Copy every line of the entries that includes the word "ellipsis".

■ **GIVEN DATA**
:::::
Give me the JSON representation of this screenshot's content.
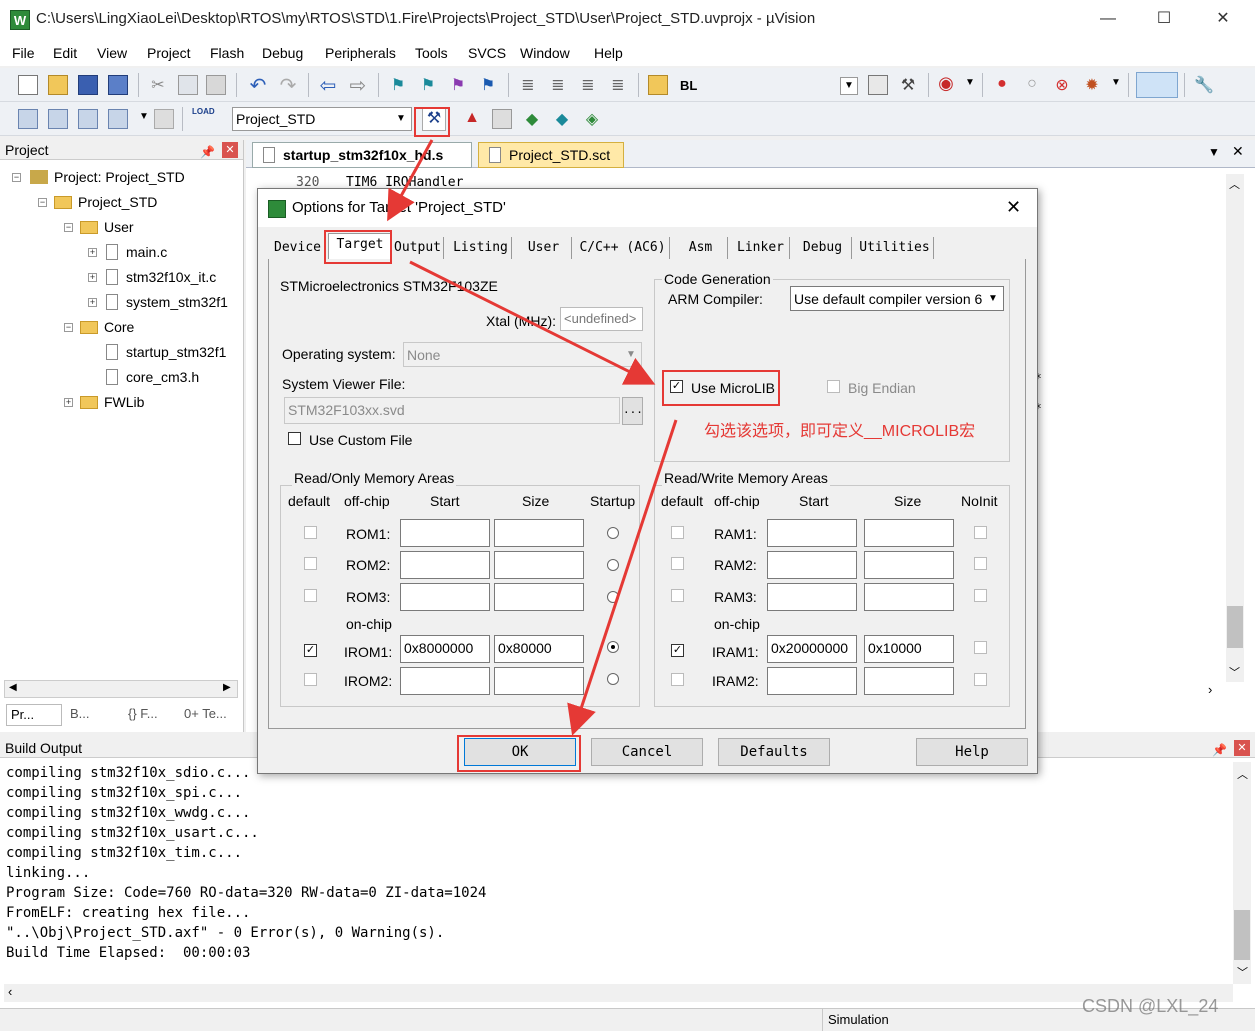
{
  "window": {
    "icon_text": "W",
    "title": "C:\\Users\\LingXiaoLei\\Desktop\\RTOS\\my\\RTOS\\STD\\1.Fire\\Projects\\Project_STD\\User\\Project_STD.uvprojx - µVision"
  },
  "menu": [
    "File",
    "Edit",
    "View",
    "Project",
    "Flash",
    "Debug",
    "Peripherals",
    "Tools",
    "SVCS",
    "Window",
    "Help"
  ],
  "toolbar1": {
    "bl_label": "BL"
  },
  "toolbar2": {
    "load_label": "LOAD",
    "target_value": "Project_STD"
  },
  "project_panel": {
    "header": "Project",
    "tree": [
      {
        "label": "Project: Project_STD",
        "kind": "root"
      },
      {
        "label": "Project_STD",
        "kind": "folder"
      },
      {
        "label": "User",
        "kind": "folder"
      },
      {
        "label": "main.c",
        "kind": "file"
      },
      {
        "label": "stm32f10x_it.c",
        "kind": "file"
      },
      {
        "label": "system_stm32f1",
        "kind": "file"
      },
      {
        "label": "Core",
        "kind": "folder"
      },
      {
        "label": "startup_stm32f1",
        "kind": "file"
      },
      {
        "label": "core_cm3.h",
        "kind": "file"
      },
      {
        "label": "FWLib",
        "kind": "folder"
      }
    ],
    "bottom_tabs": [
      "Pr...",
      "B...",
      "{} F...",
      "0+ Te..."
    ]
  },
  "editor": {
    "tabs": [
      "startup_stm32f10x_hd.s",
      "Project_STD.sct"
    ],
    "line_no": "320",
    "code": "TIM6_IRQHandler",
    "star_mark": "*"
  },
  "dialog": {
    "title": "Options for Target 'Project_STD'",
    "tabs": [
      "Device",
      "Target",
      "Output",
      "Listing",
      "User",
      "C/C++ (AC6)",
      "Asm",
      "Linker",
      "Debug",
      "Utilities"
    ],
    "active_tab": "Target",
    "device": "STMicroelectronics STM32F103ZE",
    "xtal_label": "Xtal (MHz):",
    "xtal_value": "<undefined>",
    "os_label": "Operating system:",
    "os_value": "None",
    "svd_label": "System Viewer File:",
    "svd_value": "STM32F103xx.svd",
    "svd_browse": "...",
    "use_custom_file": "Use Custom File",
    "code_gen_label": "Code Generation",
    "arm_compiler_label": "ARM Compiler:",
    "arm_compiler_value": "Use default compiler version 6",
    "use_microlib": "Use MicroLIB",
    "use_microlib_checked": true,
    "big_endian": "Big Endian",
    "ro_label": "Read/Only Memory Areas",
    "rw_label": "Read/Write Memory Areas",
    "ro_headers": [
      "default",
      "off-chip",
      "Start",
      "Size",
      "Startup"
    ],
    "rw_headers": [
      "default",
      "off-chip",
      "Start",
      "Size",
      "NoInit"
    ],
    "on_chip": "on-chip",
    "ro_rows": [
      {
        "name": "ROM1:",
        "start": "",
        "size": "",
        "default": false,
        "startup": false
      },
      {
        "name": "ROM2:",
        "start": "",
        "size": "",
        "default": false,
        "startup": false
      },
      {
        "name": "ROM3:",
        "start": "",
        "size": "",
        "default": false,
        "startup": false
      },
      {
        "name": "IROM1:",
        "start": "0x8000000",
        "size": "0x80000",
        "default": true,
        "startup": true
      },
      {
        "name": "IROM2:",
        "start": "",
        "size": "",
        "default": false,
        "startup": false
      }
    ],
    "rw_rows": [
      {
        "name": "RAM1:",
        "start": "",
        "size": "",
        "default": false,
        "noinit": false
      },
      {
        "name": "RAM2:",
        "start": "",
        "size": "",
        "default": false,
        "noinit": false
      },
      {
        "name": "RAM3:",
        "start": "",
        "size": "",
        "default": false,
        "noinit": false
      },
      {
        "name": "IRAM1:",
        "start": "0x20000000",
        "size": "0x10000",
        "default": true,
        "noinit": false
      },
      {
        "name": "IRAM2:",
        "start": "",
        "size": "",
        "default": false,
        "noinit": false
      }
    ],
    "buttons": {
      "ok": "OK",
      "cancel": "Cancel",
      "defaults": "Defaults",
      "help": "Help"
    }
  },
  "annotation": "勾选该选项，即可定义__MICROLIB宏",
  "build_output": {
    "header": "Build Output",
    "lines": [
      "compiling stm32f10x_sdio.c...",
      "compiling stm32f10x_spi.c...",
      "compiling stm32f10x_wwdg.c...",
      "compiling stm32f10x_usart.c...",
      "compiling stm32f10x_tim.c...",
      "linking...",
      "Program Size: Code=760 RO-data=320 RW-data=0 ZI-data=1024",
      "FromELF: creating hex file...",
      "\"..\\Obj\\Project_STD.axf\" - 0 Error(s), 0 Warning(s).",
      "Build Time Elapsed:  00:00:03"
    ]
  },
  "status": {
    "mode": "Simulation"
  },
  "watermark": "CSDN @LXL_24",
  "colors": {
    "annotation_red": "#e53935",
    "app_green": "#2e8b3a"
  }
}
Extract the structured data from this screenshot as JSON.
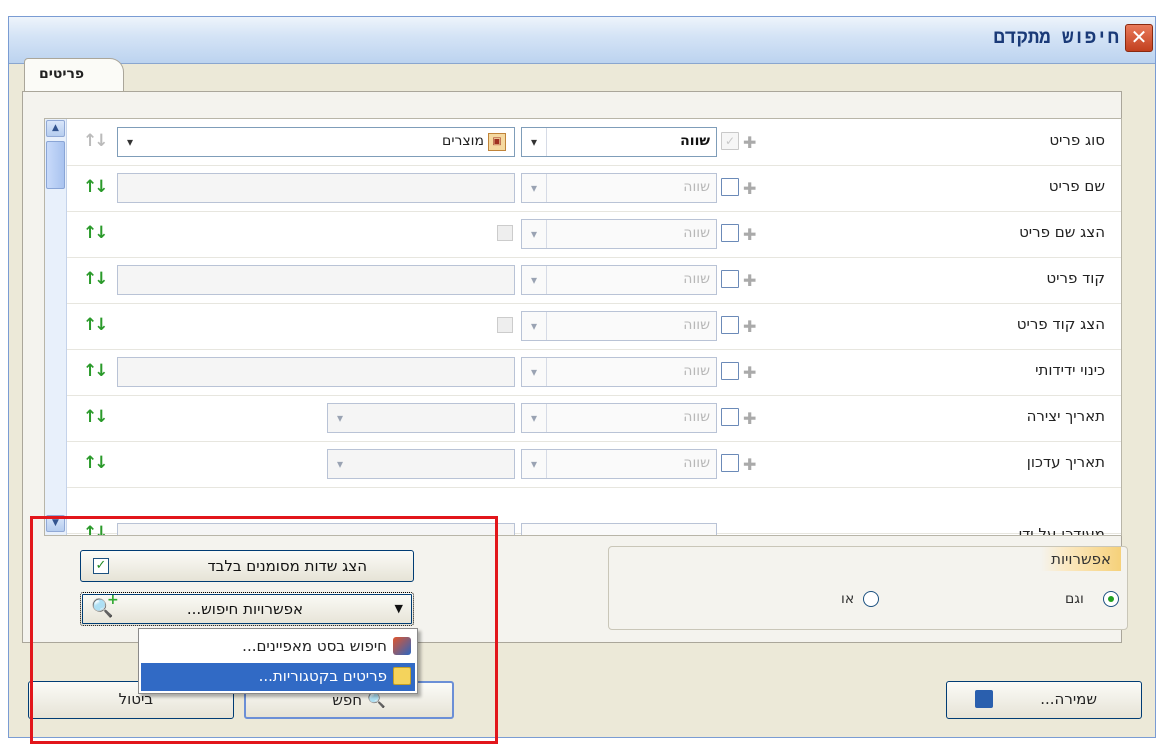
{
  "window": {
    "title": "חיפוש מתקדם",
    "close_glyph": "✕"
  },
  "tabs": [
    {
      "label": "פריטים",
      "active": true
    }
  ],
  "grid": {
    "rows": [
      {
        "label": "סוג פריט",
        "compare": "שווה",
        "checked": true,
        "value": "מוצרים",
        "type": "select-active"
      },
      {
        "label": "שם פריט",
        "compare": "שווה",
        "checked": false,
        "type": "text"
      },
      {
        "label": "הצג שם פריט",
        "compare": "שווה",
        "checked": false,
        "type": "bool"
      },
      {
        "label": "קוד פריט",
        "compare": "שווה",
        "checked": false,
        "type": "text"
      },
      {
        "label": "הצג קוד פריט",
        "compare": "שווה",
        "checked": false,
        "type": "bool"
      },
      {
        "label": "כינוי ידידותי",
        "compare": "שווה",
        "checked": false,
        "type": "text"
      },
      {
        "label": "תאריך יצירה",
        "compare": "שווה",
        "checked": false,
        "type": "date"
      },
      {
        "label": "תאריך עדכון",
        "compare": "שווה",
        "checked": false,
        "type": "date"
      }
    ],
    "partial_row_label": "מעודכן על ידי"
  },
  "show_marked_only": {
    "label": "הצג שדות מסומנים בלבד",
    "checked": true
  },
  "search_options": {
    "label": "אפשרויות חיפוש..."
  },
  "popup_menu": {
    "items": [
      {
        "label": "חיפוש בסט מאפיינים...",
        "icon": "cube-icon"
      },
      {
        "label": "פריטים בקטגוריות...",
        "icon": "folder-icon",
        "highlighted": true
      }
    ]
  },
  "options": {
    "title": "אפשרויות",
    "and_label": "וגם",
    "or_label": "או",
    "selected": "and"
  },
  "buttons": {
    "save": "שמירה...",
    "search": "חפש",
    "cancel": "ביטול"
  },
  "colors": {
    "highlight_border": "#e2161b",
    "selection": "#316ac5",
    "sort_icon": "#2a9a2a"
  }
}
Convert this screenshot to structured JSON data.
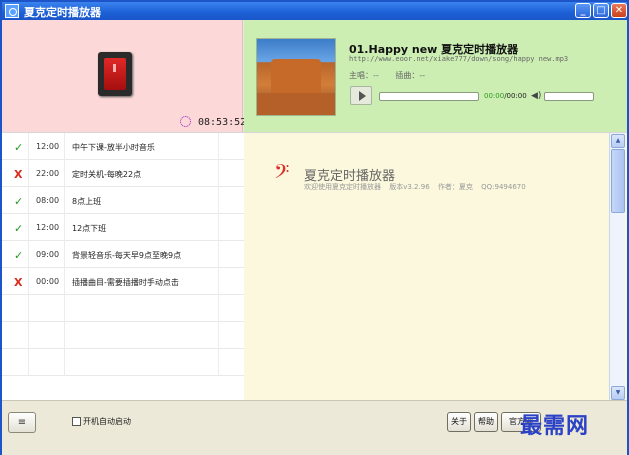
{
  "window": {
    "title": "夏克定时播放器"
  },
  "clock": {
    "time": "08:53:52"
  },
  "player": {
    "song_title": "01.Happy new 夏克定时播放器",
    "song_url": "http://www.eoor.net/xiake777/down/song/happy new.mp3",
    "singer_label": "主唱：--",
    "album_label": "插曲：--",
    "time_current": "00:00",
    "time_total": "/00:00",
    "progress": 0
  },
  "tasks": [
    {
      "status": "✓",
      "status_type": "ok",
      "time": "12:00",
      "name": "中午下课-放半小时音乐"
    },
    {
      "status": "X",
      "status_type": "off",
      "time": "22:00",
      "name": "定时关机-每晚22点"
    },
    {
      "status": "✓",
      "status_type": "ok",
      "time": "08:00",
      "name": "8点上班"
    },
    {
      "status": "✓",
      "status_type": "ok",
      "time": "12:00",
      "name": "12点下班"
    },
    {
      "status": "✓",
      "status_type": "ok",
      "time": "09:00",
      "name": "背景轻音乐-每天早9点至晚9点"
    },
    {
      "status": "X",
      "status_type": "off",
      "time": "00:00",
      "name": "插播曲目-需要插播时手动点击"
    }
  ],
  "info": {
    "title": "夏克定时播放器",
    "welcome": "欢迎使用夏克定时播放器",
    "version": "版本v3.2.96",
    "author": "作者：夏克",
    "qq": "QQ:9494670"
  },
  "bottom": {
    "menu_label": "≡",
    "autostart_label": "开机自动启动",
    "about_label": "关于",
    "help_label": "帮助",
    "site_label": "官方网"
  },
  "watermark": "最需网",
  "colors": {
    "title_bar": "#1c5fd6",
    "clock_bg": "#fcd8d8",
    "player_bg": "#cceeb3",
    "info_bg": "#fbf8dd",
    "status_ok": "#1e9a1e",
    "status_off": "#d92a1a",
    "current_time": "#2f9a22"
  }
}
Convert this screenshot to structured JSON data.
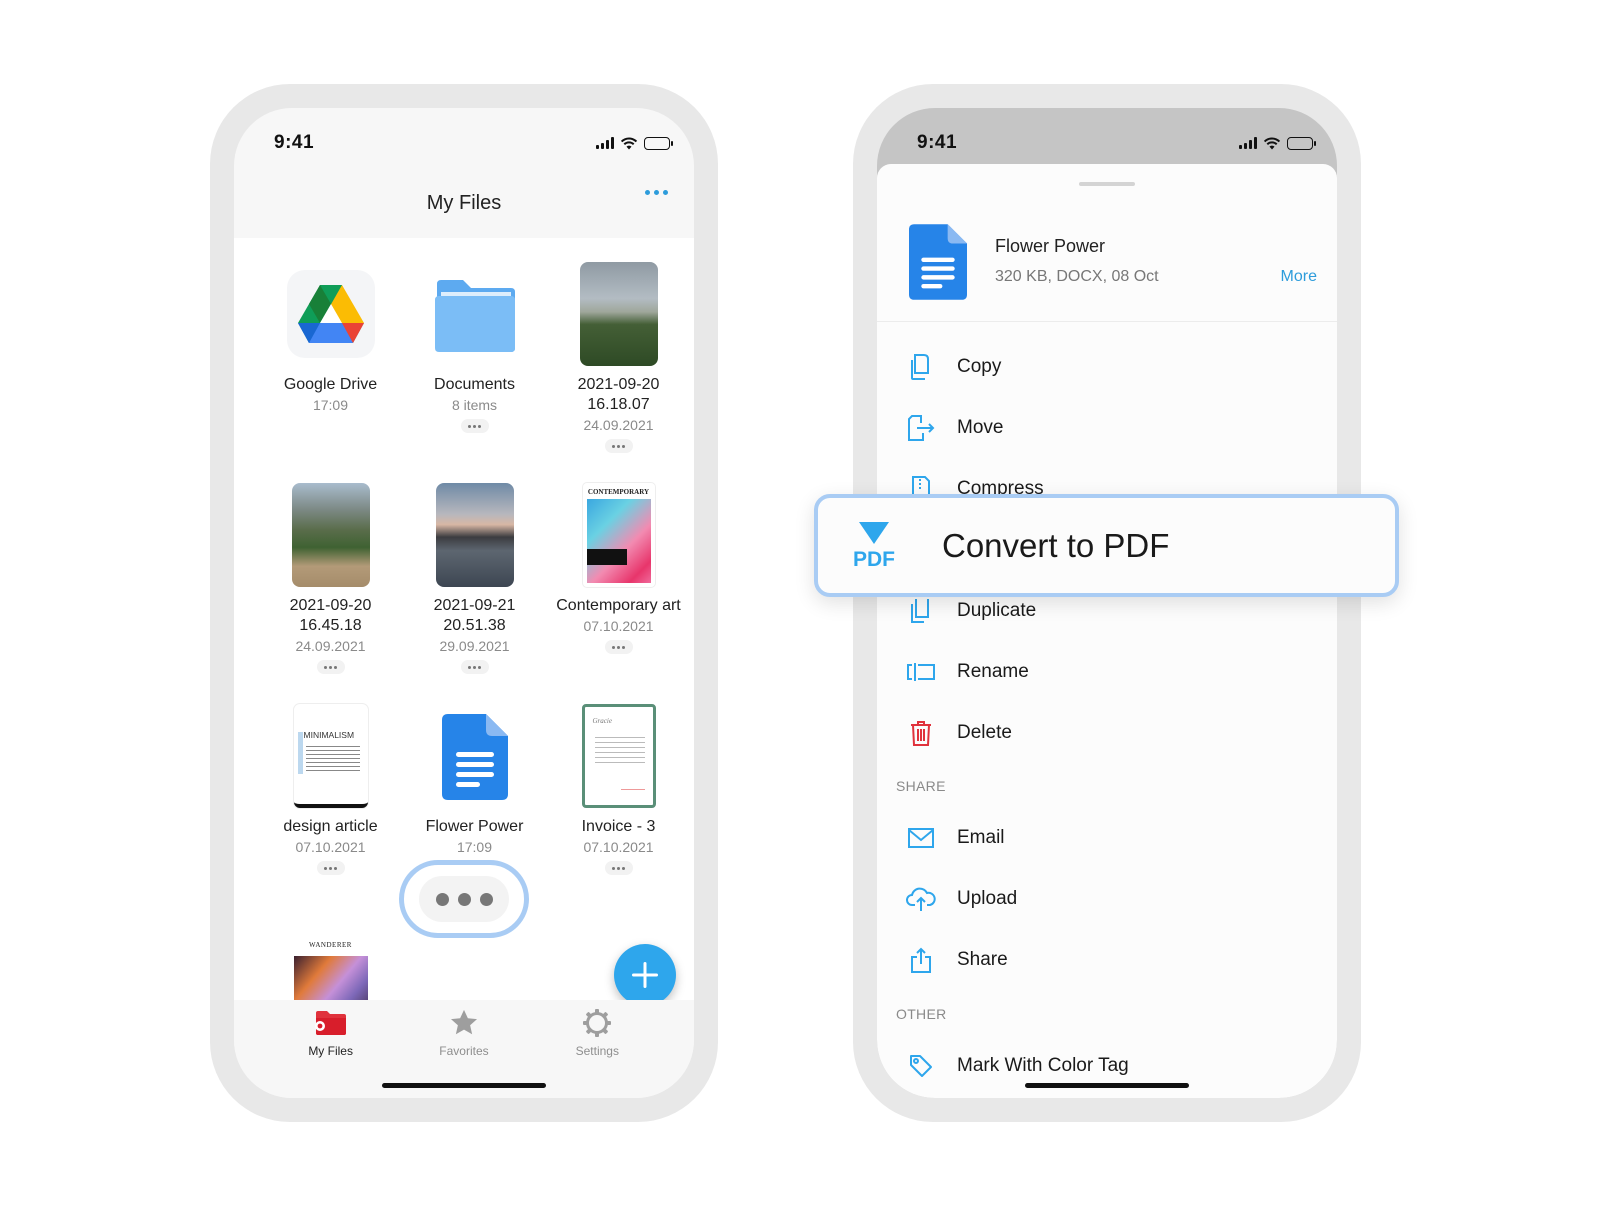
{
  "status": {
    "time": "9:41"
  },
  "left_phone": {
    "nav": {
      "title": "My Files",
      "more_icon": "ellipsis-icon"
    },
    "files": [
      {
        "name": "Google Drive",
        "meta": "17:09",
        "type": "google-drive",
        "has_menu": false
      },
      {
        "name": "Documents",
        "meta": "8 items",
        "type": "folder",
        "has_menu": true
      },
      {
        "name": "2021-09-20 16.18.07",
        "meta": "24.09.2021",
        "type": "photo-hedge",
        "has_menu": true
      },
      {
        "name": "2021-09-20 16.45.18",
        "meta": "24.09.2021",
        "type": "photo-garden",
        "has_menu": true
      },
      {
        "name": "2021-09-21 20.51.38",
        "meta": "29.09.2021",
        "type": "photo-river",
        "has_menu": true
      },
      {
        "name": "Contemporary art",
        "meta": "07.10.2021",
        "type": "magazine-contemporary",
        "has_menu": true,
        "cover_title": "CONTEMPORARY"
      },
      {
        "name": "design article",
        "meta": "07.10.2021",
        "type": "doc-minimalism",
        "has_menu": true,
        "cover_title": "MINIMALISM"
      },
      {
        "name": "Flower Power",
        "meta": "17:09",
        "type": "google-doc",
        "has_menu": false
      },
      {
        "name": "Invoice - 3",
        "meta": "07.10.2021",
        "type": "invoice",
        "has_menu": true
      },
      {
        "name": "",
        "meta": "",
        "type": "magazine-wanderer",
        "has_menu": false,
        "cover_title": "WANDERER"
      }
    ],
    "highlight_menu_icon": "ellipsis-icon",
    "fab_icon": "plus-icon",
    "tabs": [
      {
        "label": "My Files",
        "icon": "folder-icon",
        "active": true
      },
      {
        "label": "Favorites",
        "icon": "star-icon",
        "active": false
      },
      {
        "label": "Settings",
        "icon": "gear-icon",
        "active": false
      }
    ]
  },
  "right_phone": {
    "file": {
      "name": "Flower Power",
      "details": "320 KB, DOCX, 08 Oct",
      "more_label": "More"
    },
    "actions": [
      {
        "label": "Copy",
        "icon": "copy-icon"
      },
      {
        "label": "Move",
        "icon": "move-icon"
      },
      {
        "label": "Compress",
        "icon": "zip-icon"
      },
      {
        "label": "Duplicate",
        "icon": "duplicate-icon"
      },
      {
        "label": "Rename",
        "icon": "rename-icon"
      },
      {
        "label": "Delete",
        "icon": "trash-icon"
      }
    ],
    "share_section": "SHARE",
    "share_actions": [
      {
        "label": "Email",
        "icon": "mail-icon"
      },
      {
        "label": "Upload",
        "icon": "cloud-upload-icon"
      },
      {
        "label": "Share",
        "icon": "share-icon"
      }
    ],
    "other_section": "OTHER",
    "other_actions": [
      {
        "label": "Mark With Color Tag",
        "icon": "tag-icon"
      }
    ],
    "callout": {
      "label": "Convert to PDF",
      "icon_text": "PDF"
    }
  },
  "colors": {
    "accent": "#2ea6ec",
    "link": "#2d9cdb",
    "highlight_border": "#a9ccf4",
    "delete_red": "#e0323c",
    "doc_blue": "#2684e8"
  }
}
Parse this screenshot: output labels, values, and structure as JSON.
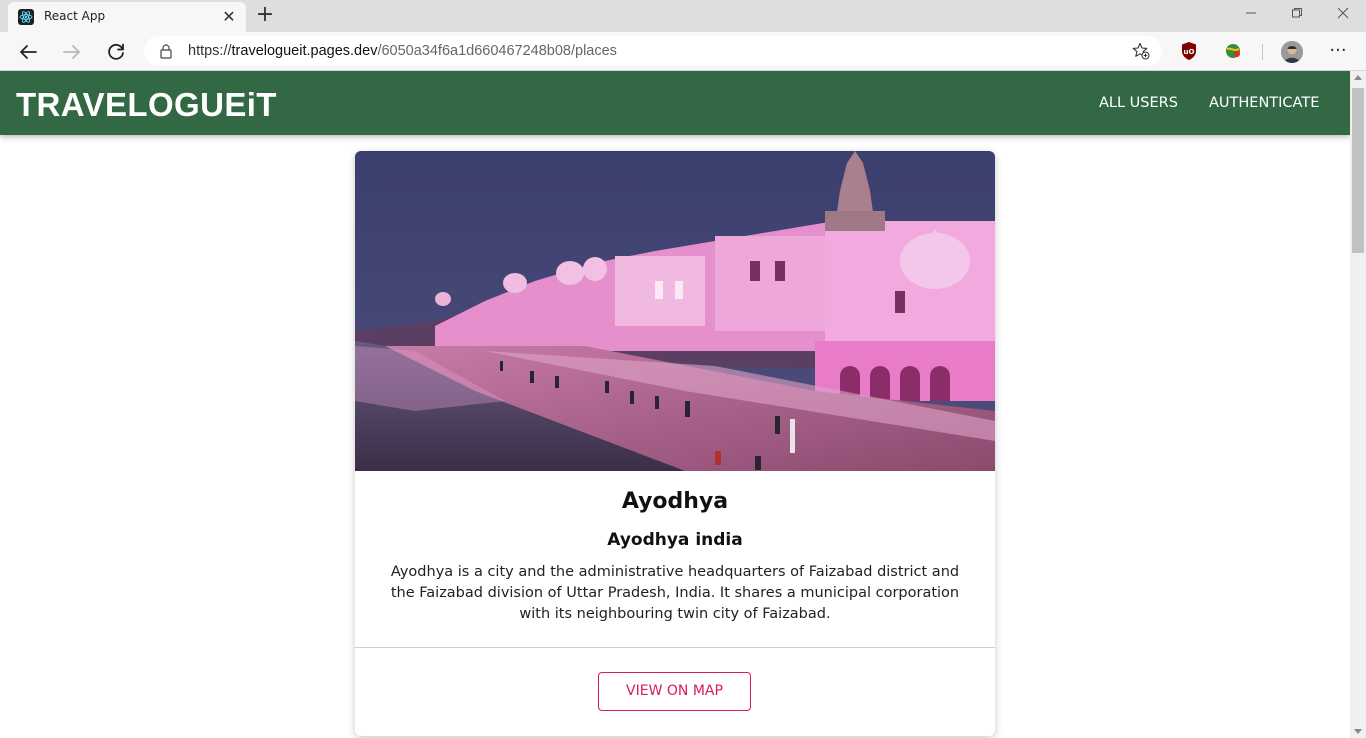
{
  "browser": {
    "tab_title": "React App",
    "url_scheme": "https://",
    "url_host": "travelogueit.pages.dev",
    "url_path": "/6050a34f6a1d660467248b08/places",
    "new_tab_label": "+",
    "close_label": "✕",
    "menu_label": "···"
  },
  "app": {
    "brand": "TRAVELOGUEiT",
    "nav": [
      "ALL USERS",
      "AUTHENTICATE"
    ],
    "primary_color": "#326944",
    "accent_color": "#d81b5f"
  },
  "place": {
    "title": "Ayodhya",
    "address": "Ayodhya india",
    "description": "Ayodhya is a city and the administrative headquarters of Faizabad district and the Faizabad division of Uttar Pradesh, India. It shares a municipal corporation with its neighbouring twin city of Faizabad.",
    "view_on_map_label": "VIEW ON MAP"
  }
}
:::::
■ **FINISHED TASK**
      "more_icon": "ellipsis-icon"
    "highlight_menu_icon": "ellipsis-icon",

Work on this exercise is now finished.